+++ INPUT FOR THIS TASK +++

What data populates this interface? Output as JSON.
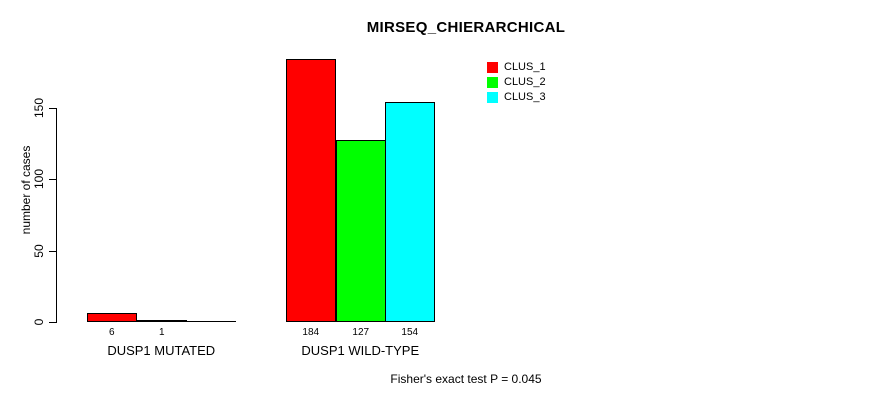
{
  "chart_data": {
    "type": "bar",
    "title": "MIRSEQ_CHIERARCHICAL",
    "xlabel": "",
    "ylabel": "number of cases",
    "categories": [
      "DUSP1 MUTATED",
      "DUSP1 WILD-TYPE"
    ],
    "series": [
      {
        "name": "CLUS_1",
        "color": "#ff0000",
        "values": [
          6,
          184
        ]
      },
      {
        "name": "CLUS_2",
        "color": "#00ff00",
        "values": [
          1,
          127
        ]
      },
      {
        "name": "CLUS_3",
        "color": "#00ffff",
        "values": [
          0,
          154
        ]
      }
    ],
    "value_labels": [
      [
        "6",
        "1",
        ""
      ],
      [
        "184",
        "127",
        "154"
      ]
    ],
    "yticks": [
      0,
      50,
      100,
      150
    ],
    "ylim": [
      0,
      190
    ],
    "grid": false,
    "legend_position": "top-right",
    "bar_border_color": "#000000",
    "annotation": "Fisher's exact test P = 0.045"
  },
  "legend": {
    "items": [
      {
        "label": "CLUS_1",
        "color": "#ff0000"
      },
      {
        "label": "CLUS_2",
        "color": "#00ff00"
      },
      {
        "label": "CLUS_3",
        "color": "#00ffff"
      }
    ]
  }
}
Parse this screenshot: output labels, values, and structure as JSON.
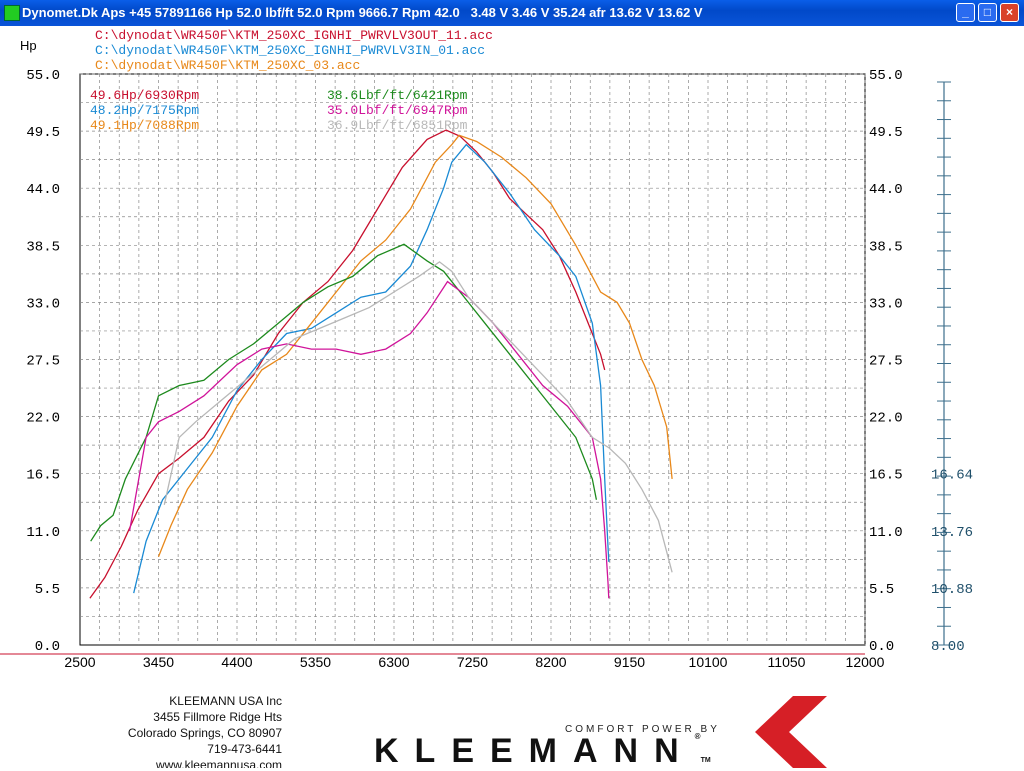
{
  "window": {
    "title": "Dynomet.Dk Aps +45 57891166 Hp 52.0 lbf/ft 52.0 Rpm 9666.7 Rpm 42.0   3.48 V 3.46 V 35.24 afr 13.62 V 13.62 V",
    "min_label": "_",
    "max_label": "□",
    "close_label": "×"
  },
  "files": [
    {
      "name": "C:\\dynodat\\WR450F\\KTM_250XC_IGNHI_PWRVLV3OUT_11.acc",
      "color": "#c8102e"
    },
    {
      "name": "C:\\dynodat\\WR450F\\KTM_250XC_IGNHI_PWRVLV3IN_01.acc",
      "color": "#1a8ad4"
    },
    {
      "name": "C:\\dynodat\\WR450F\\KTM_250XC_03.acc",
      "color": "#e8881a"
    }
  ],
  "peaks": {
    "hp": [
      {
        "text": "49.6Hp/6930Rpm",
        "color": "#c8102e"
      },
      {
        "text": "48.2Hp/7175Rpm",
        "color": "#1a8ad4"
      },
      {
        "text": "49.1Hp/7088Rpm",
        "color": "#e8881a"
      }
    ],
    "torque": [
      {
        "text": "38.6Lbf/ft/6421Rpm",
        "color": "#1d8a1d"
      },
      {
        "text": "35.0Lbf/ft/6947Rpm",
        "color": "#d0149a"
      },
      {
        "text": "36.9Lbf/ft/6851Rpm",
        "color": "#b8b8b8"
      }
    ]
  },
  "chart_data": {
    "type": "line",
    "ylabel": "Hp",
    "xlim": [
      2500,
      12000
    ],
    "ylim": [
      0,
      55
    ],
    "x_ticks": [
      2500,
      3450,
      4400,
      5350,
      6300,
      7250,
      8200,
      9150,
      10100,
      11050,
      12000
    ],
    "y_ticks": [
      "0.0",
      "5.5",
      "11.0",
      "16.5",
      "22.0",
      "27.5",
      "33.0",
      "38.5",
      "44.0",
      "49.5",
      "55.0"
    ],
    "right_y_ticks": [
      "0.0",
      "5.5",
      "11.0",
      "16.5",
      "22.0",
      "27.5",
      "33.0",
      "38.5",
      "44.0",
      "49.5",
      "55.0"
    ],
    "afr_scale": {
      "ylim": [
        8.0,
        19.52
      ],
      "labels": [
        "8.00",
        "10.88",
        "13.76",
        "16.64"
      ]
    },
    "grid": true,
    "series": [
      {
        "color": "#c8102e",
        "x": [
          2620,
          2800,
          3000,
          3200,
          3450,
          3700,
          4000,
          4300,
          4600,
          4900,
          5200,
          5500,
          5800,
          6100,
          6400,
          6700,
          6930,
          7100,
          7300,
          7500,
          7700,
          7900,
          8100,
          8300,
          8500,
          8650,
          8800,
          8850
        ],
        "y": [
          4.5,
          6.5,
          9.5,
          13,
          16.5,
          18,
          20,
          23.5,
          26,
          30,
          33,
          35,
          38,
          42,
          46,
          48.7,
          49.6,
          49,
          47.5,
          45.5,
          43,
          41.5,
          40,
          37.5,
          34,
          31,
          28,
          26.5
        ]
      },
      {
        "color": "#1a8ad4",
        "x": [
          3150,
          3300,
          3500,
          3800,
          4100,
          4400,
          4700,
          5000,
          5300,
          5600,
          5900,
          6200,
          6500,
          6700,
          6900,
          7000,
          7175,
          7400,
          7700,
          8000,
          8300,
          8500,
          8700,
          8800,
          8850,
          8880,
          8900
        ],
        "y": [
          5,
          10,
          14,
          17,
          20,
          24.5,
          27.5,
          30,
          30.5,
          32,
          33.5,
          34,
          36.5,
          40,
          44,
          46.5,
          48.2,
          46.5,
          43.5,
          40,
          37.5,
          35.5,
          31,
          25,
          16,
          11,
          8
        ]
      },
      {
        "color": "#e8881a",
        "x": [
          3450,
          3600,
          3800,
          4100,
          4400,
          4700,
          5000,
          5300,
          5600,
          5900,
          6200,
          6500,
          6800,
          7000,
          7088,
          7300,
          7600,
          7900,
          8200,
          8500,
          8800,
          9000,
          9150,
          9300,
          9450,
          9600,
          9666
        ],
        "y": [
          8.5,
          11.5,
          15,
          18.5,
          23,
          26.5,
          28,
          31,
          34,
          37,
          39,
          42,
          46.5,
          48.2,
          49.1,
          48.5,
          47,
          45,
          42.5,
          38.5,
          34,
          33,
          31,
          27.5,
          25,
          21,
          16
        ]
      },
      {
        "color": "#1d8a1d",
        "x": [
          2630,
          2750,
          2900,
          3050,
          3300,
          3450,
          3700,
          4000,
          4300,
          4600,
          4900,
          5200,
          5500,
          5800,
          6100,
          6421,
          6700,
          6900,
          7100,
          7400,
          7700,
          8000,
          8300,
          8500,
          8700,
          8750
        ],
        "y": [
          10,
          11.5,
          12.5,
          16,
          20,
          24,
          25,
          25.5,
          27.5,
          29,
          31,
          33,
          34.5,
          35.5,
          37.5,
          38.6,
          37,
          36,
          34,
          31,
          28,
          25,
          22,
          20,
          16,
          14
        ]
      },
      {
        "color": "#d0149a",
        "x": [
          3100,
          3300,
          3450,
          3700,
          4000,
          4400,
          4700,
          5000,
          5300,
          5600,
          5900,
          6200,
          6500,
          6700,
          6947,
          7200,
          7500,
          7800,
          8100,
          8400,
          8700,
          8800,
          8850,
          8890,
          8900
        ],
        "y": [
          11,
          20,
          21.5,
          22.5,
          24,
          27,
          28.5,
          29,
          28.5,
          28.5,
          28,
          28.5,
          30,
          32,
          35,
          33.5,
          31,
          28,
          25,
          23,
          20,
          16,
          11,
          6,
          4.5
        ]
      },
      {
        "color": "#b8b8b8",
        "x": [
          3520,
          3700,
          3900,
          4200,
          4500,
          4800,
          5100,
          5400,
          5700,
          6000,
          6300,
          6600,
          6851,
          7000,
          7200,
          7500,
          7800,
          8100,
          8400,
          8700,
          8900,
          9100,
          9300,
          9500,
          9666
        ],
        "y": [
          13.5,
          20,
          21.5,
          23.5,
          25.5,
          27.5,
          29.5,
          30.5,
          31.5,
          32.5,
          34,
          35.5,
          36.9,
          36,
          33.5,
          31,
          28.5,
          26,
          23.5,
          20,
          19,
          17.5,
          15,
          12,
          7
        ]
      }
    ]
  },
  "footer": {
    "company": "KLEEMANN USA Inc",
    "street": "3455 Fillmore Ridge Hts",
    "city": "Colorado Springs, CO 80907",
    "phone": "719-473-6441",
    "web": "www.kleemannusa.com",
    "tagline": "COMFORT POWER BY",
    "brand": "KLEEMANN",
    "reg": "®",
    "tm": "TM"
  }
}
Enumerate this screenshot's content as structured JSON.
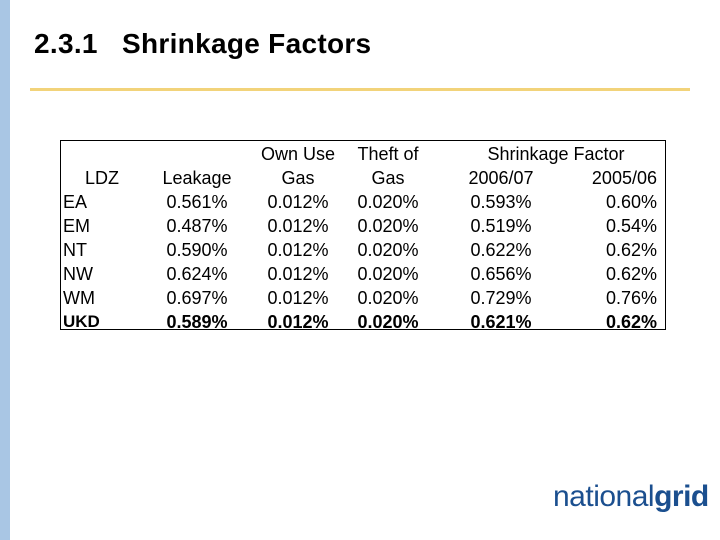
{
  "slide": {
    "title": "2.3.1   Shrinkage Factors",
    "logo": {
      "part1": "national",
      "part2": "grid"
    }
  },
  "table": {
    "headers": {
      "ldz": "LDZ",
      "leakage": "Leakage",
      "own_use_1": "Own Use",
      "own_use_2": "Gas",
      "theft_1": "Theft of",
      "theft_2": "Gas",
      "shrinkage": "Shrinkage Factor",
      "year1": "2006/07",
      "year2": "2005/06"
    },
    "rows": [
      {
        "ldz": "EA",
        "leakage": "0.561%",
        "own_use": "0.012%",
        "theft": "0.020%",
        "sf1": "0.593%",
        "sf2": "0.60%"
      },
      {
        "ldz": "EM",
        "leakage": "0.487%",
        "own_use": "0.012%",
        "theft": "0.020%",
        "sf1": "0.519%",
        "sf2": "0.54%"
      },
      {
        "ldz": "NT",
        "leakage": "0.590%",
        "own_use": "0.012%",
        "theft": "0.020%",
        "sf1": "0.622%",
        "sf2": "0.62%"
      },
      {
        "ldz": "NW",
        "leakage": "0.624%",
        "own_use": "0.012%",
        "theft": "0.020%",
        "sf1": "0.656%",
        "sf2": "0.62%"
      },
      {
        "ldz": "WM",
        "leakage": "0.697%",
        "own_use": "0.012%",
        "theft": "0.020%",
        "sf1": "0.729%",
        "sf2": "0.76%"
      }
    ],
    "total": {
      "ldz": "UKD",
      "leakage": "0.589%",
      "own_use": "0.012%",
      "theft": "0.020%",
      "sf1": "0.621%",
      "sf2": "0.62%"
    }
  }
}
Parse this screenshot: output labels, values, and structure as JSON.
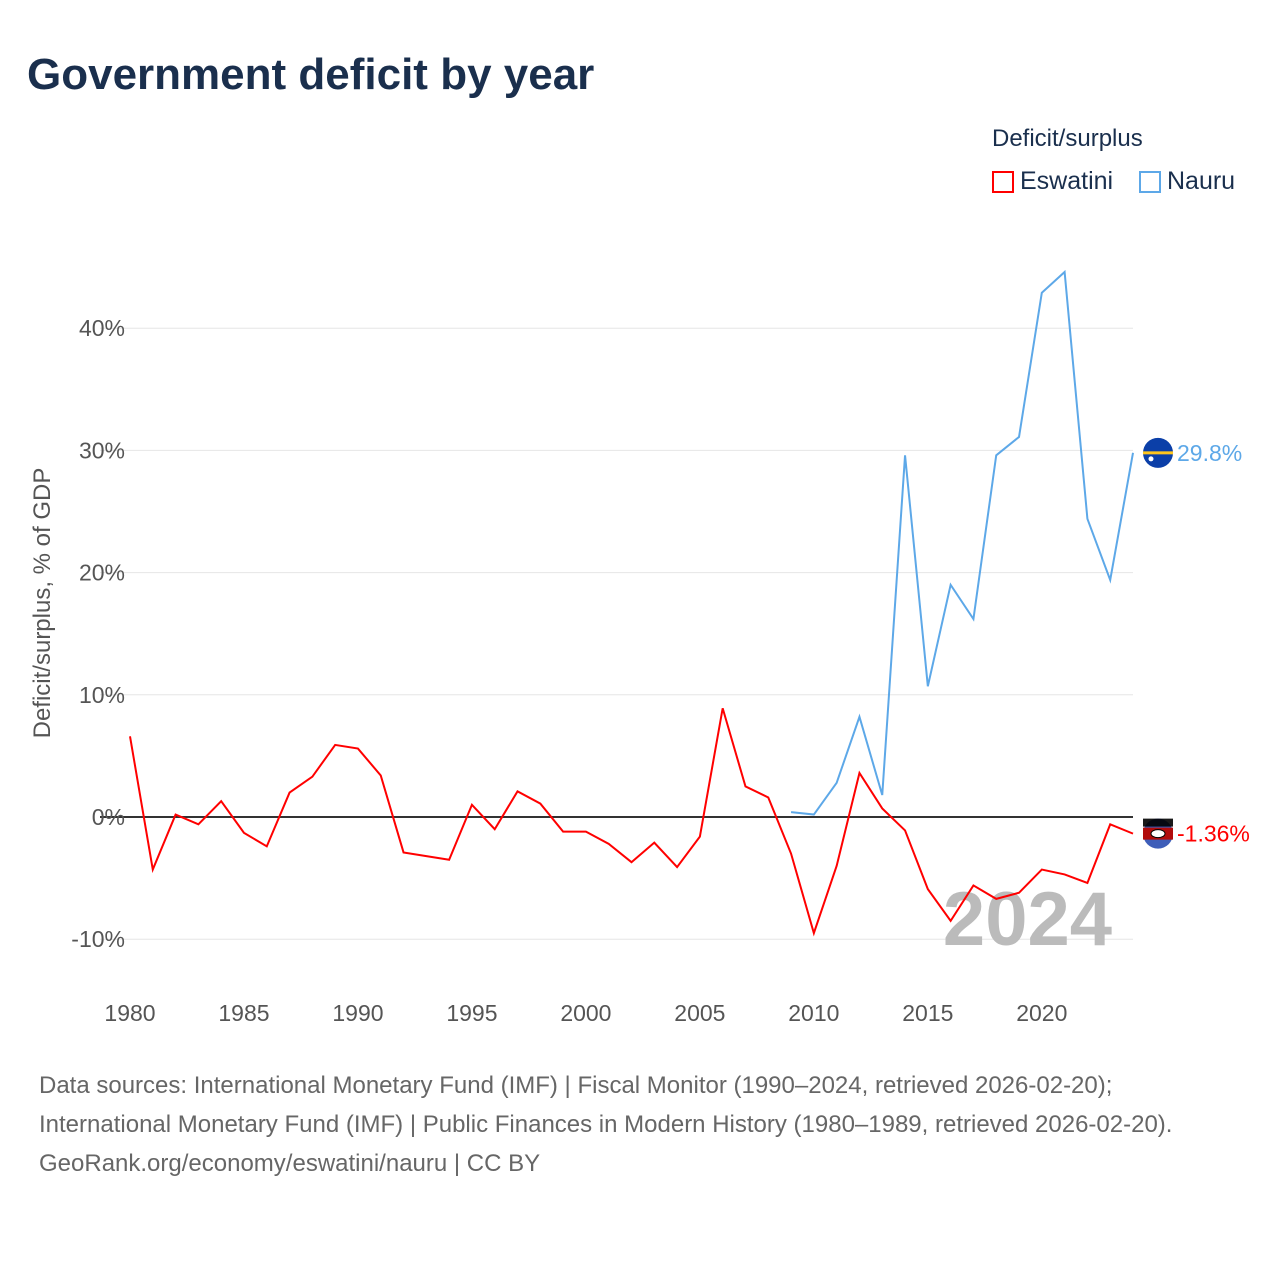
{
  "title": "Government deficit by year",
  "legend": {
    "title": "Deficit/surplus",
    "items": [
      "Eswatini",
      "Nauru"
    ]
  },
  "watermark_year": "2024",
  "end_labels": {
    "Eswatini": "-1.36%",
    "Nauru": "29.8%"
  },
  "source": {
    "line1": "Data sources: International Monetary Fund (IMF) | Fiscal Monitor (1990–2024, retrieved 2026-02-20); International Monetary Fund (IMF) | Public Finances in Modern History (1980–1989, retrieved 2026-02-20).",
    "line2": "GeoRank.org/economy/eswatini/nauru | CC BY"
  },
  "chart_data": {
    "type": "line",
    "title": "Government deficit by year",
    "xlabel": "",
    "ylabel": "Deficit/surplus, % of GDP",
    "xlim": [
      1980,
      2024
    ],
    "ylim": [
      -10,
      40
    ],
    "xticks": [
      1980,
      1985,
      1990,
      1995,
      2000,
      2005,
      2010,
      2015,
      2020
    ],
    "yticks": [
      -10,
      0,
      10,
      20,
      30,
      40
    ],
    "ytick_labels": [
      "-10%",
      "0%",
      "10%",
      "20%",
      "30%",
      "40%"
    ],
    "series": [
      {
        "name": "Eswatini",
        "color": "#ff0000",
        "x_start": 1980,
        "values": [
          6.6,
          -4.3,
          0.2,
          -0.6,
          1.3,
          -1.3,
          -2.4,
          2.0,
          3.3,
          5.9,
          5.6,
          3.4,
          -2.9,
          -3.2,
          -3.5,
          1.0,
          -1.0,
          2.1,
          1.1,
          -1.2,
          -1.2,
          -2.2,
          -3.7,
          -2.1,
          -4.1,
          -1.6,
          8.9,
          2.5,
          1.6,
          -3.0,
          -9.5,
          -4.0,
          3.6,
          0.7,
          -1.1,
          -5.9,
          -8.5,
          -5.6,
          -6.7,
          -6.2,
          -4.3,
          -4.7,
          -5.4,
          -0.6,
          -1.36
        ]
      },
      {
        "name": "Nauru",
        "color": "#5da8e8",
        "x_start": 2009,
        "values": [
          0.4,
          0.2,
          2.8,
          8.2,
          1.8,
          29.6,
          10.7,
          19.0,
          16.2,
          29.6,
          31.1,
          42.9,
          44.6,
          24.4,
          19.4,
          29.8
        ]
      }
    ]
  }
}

+++

» **AIM**
Take every line from the data that contains the word "text".

» **OUTPUT OF THE TASK**
        "text": "49.6Hp/6930Rpm",
        "text": "48.2Hp/7175Rpm",
        "text": "49.1Hp/7088Rpm",
        "text": "38.6Lbf/ft/6421Rpm",
        "text": "35.0Lbf/ft/6947Rpm",
        "text": "36.9Lbf/ft/6851Rpm",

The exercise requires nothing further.